··· Records supplied ···

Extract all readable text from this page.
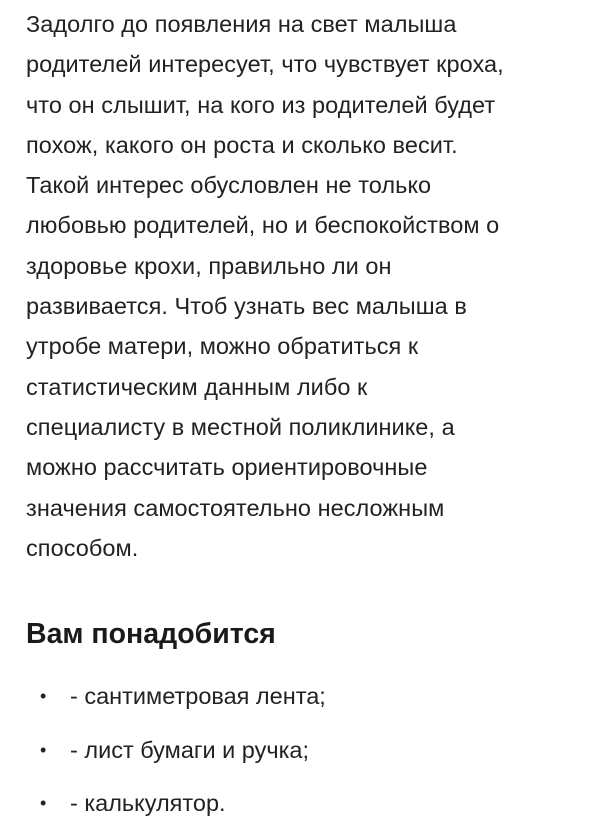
Задолго до появления на свет малыша
родителей интересует, что чувствует кроха,
что он слышит, на кого из родителей будет
похож, какого он роста и сколько весит.
Такой интерес обусловлен не только
любовью родителей, но и беспокойством о
здоровье крохи, правильно ли он
развивается. Чтоб узнать вес малыша в
утробе матери, можно обратиться к
статистическим данным либо к
специалисту в местной поликлинике, а
можно рассчитать ориентировочные
значения самостоятельно несложным
способом.

Вам понадобится
• - сантиметровая лента;
• - лист бумаги и ручка;
• - калькулятор.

···

### Goal of the exercise
In the listing, find every line containing the word "можно" and list it.

### Worked solution
утробе матери, можно обратиться к
можно рассчитать ориентировочные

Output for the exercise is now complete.